### Data records ###

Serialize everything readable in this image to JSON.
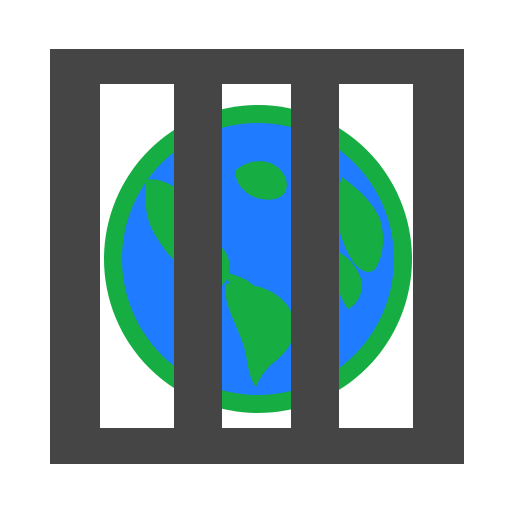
{
  "icon": {
    "name": "globe-behind-bars-icon",
    "colors": {
      "background": "#ffffff",
      "frame": "#454545",
      "earth_border": "#16ad43",
      "ocean": "#1f7bff",
      "land": "#16ad43"
    }
  }
}
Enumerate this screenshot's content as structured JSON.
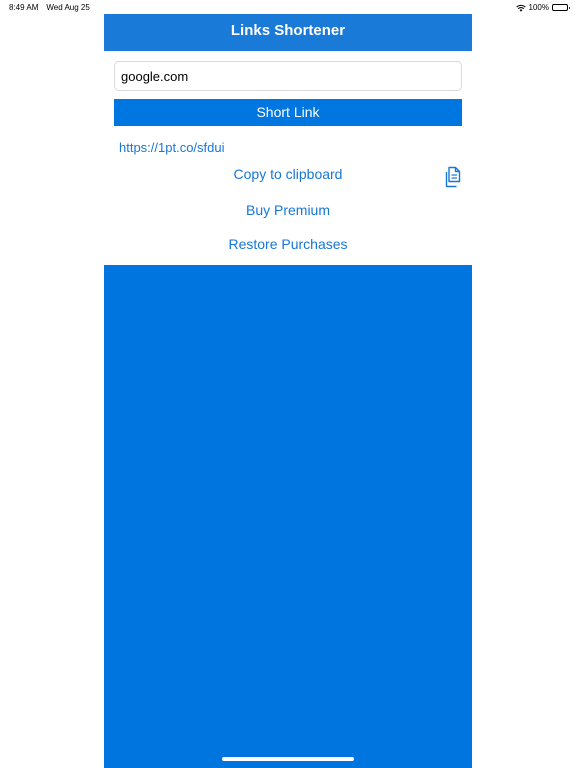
{
  "status_bar": {
    "time": "8:49 AM",
    "date": "Wed Aug 25",
    "battery": "100%",
    "battery_level": 1.0
  },
  "nav": {
    "title": "Links Shortener"
  },
  "form": {
    "url_value": "google.com",
    "short_button_label": "Short Link"
  },
  "result": {
    "short_url": "https://1pt.co/sfdui",
    "copy_label": "Copy to clipboard",
    "copy_icon": "clipboard-icon"
  },
  "actions": {
    "buy_premium": "Buy Premium",
    "restore_purchases": "Restore Purchases"
  },
  "colors": {
    "nav_bar": "#1a7ad8",
    "accent": "#0077e0",
    "link": "#1677d6",
    "panel": "#0075e0"
  }
}
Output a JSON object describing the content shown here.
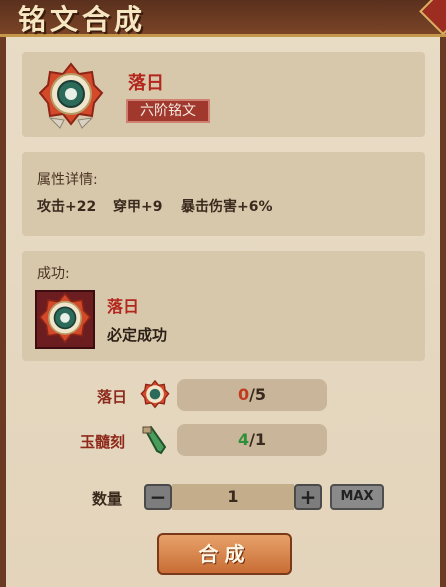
{
  "window": {
    "title": "铭文合成"
  },
  "rune": {
    "name": "落日",
    "tier": "六阶铭文"
  },
  "attributes": {
    "header": "属性详情:",
    "stats": [
      "攻击+22",
      "穿甲+9",
      "暴击伤害+6%"
    ]
  },
  "success": {
    "header": "成功:",
    "result_name": "落日",
    "result_note": "必定成功"
  },
  "requirements": [
    {
      "label": "落日",
      "icon": "rune-icon",
      "have": "0",
      "sep": "/",
      "need": "5",
      "have_color": "#c23b1f"
    },
    {
      "label": "玉髓刻",
      "icon": "jade-carving-icon",
      "have": "4",
      "sep": "/",
      "need": "1",
      "have_color": "#2f8f3a"
    }
  ],
  "quantity": {
    "label": "数量",
    "value": "1",
    "minus": "−",
    "plus": "+",
    "max_label": "MAX"
  },
  "action": {
    "craft_label": "合成"
  }
}
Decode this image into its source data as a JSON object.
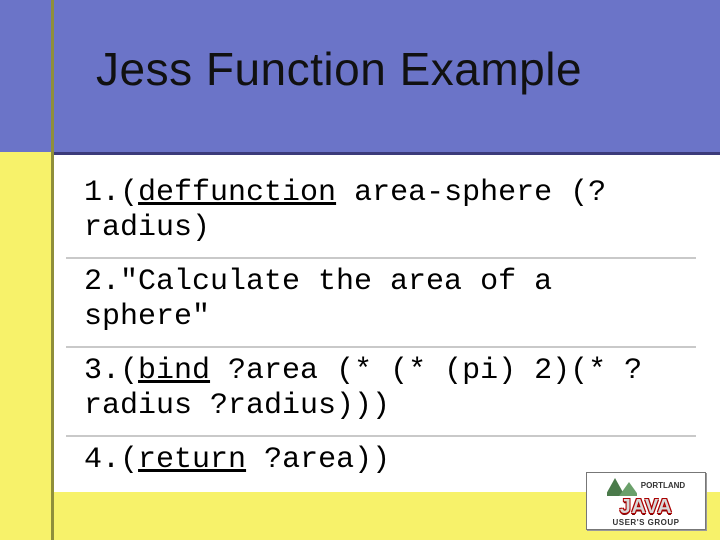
{
  "title": "Jess Function Example",
  "code": {
    "line1_num": "1.",
    "line1_kw": "deffunction",
    "line1_rest_a": "(",
    "line1_rest_b": " area-sphere (?radius)",
    "line2": "2.\"Calculate the area of a sphere\"",
    "line3_num": "3.",
    "line3_a": "(",
    "line3_kw": "bind",
    "line3_b": " ?area (* (* (pi) 2)(* ?radius ?radius)))",
    "line4_num": "4.",
    "line4_a": "(",
    "line4_kw": "return",
    "line4_b": " ?area))"
  },
  "logo": {
    "org_line1": "PORTLAND",
    "java": "JAVA",
    "group": "USER'S GROUP"
  }
}
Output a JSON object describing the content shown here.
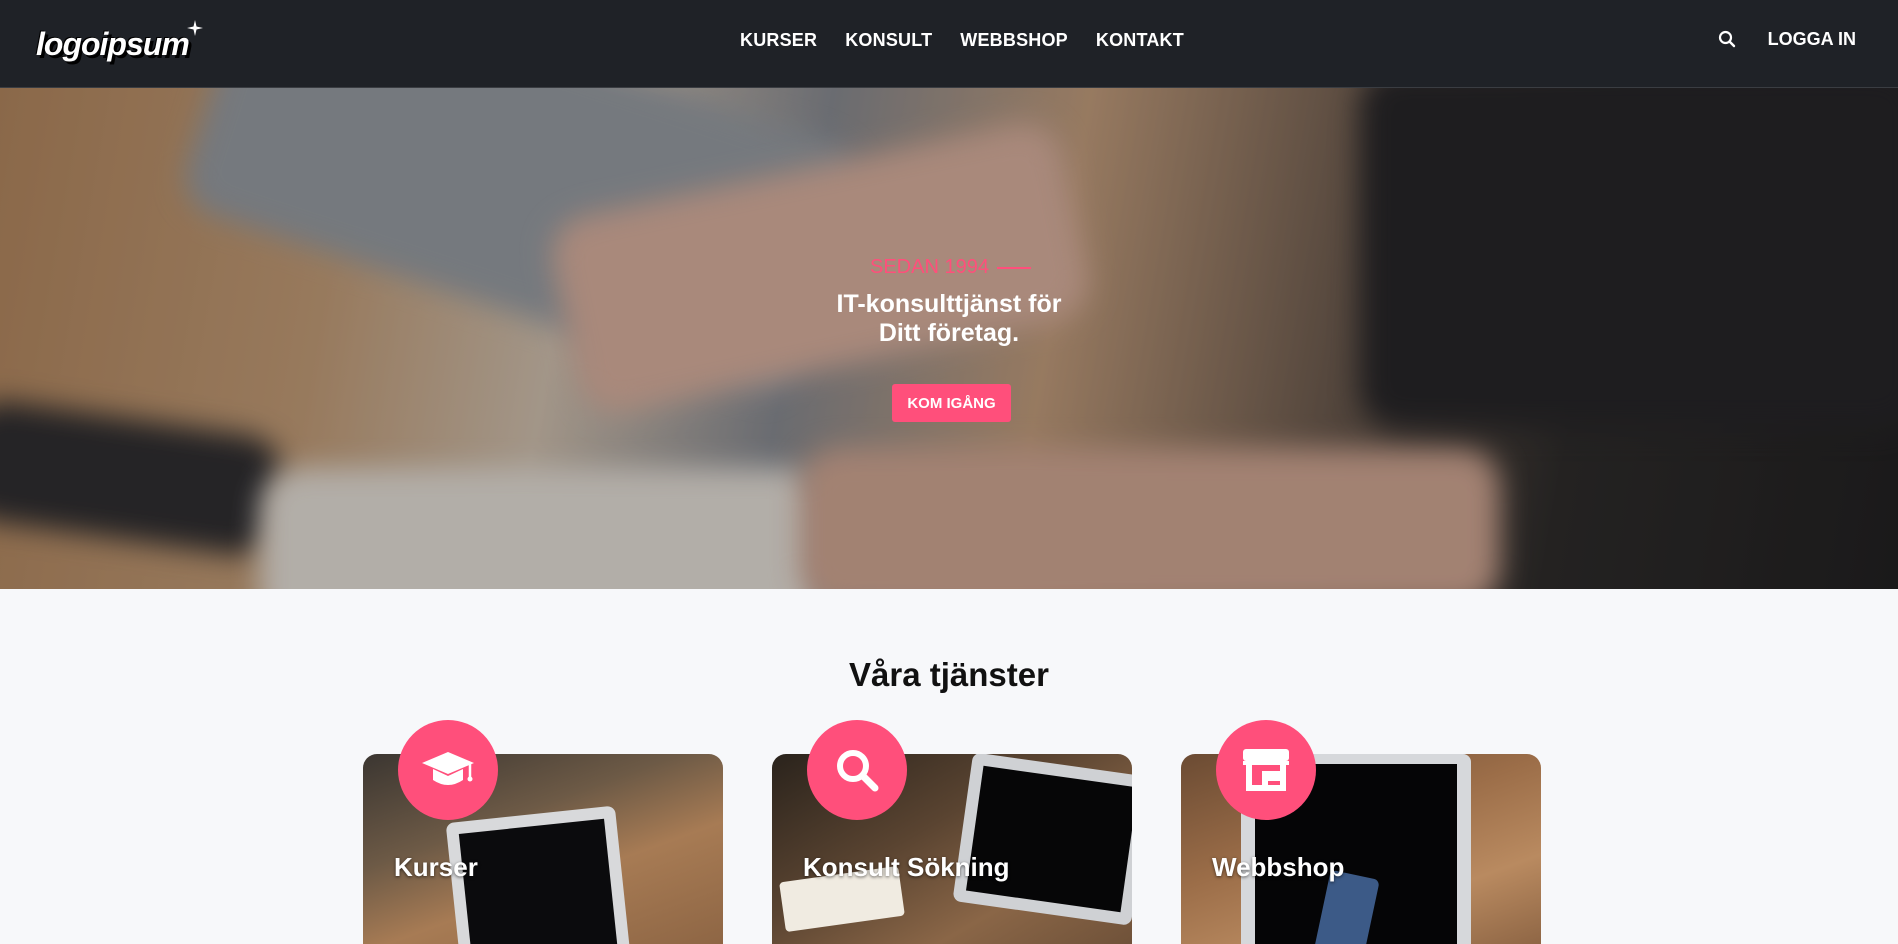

###

_Work required_
Using the entries above, return each line that includes the word "radius".

_Reply to the exercise_
    "line1_rest_b": " area-sphere (?radius)",
    "line3_b": " ?area (* (* (pi) 2)(* ?radius ?radius)))",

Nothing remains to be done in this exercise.